** What is required **
Say how many lines in the data below contain the word "rcvtime", and give no other text.

⁂

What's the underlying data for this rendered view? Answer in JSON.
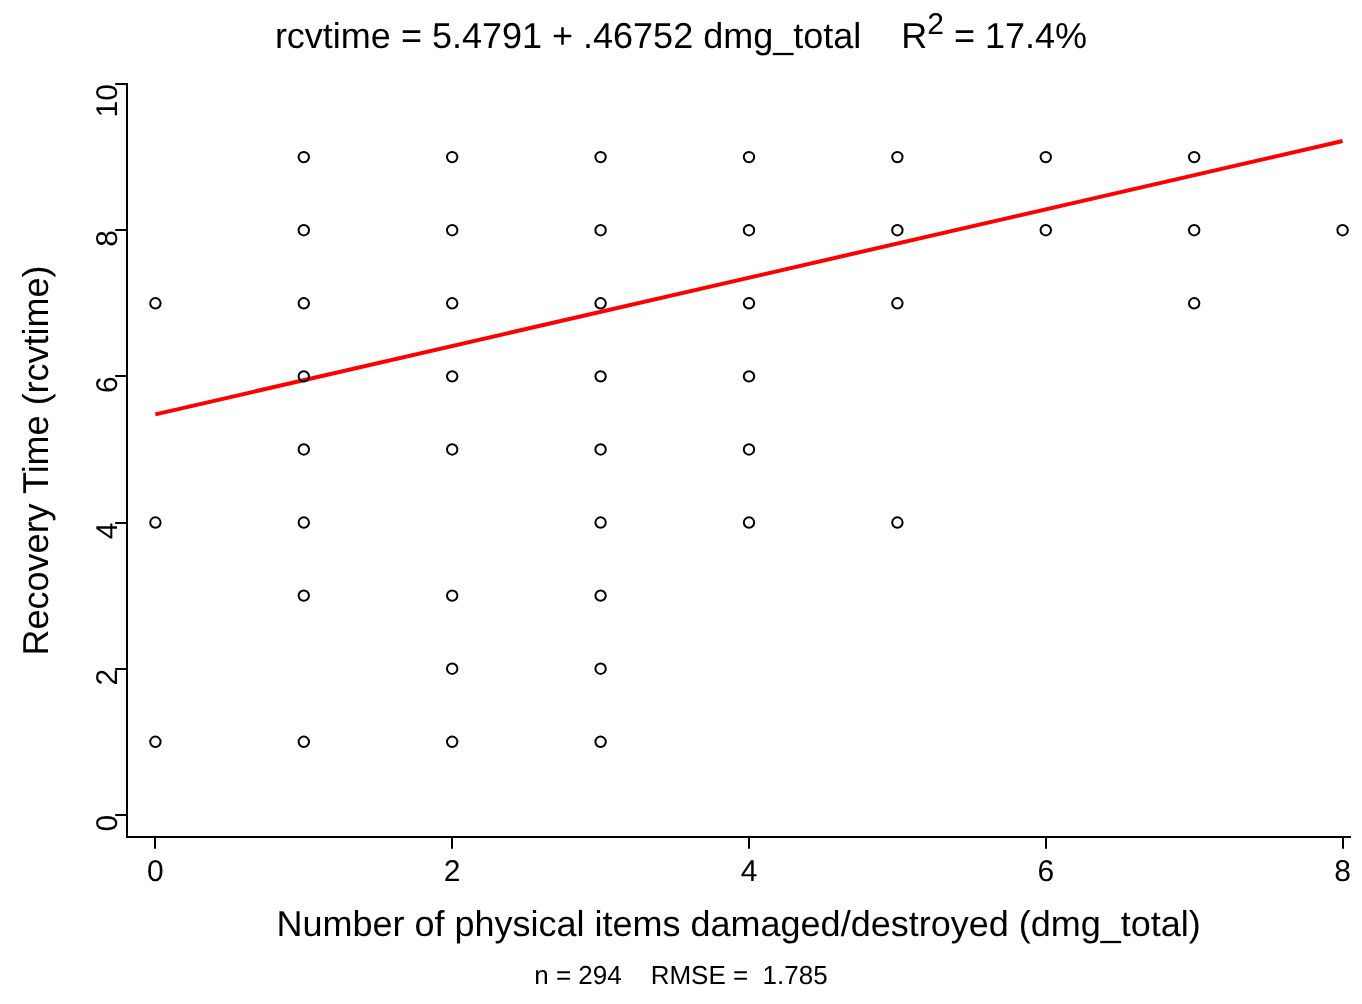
{
  "chart_data": {
    "type": "scatter",
    "title": "rcvtime = 5.4791 + .46752 dmg_total    R$^{2}$ = 17.4%",
    "xlabel": "Number of physical items damaged/destroyed (dmg_total)",
    "ylabel": "Recovery Time (rcvtime)",
    "annotations": [
      "n = 294    RMSE =  1.785"
    ],
    "series": [
      {
        "type": "scatter",
        "color": "#000000",
        "marker": "circle",
        "x": [
          0,
          0,
          0,
          1,
          1,
          1,
          1,
          1,
          1,
          1,
          1,
          2,
          2,
          2,
          2,
          2,
          2,
          2,
          2,
          3,
          3,
          3,
          3,
          3,
          3,
          3,
          3,
          3,
          4,
          4,
          4,
          4,
          4,
          4,
          5,
          5,
          5,
          5,
          6,
          6,
          7,
          7,
          7,
          8
        ],
        "values": [
          7,
          4,
          1,
          9,
          8,
          7,
          6,
          5,
          4,
          3,
          1,
          9,
          8,
          7,
          6,
          5,
          3,
          2,
          1,
          9,
          8,
          7,
          6,
          5,
          4,
          3,
          2,
          1,
          9,
          8,
          7,
          6,
          5,
          4,
          9,
          8,
          7,
          4,
          9,
          8,
          9,
          8,
          7,
          8
        ]
      },
      {
        "type": "line",
        "color": "#ff0000",
        "x": [
          0,
          8
        ],
        "values": [
          5.48,
          9.22
        ]
      }
    ],
    "xlim": [
      -0.19,
      8.05
    ],
    "ylim": [
      -0.3,
      10
    ],
    "xticks": [
      0,
      2,
      4,
      6,
      8
    ],
    "yticks": [
      0,
      2,
      4,
      6,
      8,
      10
    ],
    "grid": false,
    "legend": false
  }
}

⁂

** The solution **
2